::: Data for this exercise :::
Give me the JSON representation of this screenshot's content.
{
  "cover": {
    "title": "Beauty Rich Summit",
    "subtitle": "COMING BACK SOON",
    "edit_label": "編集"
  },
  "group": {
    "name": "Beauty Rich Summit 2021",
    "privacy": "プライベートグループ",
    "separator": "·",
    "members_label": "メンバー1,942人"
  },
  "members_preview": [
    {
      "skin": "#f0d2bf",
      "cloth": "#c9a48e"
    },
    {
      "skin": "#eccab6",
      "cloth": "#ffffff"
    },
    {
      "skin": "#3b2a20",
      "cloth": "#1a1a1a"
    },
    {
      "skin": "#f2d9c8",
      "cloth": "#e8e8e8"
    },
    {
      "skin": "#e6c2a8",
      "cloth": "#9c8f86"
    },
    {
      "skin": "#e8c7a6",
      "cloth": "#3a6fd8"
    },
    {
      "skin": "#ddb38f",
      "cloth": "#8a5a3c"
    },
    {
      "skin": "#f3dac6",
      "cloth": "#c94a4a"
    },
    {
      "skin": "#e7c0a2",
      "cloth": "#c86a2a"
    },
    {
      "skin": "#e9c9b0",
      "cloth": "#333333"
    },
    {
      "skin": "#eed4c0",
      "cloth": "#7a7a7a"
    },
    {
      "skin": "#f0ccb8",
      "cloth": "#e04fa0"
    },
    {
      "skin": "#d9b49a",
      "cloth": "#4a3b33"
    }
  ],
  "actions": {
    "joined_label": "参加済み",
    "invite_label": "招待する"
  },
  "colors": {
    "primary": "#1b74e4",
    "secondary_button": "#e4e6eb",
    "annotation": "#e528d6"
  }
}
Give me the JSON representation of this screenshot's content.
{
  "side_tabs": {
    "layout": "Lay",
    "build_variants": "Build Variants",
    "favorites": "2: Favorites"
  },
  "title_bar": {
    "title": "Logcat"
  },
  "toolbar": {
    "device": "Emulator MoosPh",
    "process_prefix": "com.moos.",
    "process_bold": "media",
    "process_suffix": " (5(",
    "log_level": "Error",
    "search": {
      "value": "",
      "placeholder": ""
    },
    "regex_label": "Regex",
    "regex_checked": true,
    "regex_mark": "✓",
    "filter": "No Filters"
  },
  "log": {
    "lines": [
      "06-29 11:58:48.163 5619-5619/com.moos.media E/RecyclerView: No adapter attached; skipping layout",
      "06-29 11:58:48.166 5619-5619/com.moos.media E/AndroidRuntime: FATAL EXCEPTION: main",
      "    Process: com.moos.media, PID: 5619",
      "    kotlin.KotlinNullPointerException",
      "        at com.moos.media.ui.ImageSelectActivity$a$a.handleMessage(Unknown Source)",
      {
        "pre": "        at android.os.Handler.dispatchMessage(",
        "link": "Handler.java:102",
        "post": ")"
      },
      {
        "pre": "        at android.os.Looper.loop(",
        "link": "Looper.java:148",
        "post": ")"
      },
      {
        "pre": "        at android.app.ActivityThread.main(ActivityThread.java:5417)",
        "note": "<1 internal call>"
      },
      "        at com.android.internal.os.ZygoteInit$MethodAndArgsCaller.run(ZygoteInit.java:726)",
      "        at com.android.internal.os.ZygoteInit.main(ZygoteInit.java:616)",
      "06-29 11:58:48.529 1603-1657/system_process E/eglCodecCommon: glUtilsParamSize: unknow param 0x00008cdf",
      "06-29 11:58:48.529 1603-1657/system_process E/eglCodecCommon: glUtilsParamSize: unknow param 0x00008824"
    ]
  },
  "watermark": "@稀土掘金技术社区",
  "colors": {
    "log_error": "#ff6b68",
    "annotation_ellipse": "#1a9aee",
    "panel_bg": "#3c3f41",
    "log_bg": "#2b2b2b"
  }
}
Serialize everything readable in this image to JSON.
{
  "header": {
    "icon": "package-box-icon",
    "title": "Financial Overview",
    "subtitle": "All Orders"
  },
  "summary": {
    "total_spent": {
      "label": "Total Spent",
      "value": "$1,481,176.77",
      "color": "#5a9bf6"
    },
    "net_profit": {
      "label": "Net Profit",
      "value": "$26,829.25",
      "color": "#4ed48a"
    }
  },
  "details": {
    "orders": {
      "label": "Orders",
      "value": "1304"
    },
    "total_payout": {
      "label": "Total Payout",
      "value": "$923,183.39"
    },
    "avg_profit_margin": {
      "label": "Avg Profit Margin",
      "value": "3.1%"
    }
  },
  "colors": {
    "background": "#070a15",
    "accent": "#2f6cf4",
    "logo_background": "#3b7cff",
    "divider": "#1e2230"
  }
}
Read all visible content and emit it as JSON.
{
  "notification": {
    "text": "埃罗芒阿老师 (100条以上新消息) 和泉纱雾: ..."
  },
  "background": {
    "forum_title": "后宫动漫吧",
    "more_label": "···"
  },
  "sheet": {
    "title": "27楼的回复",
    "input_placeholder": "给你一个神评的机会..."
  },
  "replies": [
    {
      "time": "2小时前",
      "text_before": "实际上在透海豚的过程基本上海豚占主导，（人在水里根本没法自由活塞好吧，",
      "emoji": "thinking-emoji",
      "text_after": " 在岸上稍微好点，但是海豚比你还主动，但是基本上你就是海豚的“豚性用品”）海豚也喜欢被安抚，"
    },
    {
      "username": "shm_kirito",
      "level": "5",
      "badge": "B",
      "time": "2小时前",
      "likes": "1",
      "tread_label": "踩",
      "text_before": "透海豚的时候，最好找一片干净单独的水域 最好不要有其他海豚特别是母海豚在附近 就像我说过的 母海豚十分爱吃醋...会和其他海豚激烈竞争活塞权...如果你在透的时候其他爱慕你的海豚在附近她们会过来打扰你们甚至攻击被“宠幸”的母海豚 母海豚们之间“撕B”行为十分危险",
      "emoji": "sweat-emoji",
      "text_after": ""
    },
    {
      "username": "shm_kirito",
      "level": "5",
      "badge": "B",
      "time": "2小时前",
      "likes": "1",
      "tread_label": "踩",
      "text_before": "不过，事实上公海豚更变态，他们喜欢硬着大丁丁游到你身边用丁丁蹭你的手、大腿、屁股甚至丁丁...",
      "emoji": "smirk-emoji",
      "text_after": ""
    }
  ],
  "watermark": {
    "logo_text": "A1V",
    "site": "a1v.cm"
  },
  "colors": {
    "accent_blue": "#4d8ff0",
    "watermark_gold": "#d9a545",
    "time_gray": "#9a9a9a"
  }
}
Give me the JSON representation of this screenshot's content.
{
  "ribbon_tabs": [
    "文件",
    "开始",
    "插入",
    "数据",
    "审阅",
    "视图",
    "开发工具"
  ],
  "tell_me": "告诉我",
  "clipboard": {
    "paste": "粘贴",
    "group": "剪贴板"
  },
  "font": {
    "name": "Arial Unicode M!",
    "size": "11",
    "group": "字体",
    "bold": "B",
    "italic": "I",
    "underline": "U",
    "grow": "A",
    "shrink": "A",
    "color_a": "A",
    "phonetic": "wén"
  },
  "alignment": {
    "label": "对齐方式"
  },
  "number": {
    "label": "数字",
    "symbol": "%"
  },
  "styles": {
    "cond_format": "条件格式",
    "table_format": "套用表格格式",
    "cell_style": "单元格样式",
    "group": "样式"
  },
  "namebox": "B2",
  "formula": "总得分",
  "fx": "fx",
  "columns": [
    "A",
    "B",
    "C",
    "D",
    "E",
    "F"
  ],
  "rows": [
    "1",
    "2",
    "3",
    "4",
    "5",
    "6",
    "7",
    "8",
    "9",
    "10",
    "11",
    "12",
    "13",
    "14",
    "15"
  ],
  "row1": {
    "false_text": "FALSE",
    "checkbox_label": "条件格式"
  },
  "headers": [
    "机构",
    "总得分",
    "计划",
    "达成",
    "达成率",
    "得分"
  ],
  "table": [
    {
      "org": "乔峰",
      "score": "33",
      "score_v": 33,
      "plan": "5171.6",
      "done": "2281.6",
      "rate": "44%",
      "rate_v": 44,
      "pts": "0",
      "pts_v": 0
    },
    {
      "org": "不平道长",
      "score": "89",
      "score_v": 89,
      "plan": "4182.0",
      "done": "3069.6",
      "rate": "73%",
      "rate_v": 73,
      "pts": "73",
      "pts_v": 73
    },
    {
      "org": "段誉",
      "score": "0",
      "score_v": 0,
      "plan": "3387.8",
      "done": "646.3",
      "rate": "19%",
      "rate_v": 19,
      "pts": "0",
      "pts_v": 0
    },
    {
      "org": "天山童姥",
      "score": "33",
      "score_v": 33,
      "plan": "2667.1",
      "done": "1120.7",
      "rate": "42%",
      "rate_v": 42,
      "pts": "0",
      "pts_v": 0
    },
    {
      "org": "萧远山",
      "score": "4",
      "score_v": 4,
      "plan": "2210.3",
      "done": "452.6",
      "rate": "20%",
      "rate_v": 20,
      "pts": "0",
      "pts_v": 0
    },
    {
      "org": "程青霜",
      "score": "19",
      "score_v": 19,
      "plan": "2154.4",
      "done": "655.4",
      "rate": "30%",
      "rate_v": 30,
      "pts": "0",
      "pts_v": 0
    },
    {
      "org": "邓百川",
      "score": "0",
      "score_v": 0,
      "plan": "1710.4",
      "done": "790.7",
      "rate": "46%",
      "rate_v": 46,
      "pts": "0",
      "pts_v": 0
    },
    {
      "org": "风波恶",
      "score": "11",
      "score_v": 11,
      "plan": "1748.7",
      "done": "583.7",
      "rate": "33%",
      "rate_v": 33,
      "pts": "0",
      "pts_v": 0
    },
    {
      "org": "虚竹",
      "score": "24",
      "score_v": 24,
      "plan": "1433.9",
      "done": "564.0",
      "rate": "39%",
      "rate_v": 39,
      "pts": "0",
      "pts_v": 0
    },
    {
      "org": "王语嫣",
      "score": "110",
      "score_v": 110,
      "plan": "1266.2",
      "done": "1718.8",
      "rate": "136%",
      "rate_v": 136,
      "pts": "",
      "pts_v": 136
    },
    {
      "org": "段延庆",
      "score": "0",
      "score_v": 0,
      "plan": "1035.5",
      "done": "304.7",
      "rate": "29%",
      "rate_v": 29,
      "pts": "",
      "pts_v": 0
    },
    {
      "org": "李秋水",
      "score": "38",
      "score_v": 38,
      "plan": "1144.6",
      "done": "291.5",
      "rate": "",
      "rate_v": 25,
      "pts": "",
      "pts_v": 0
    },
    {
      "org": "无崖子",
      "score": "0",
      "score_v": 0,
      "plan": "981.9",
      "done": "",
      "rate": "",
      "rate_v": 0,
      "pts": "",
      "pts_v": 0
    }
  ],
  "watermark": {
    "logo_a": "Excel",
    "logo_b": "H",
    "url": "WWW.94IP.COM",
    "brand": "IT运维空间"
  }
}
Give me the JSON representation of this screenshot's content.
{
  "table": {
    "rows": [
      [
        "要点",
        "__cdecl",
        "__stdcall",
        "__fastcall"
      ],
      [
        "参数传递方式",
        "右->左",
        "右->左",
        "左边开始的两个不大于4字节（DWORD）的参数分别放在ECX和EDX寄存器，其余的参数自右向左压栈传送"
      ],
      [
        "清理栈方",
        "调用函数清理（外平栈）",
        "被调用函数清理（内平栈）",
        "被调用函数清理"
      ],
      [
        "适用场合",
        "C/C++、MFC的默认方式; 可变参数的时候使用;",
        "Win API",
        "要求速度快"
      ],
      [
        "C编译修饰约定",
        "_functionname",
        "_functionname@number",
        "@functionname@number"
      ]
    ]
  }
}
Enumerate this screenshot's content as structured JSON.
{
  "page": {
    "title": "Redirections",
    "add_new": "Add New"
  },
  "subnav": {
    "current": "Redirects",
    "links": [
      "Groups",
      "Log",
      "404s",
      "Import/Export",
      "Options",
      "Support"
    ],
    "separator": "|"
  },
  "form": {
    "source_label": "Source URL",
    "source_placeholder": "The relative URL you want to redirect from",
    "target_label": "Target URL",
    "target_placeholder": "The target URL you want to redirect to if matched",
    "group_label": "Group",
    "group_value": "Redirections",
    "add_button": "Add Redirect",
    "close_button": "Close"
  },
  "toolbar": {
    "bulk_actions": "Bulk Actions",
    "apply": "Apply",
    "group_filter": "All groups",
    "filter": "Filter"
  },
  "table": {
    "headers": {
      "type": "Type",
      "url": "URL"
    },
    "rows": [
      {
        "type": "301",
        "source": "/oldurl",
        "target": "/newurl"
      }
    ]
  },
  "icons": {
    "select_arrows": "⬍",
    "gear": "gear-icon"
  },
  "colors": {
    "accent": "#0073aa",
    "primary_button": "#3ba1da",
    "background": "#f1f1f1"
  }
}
:::
*What this task involves*. Identify the lines in the entries above that contain "Rich", then copy them out.

*Written response*.
    "title": "Beauty Rich Summit",
    "name": "Beauty Rich Summit 2021",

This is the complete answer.